** start **

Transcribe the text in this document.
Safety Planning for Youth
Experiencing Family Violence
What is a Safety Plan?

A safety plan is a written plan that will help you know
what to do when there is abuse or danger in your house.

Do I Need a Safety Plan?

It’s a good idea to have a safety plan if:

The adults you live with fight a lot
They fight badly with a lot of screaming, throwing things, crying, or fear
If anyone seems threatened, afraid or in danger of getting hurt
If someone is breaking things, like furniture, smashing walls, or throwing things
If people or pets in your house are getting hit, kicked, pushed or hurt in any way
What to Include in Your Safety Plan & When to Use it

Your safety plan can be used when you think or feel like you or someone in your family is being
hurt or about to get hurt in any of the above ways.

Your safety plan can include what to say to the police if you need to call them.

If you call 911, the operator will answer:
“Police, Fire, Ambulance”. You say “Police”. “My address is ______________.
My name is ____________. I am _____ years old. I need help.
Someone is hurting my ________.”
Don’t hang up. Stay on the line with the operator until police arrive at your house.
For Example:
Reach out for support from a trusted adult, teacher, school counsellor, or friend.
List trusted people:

** end **

## Required work
Look above for every line with the word "trusted" and copy it.

## Exercise output
Reach out for support from a trusted adult, teacher, school counsellor, or friend.
List trusted people:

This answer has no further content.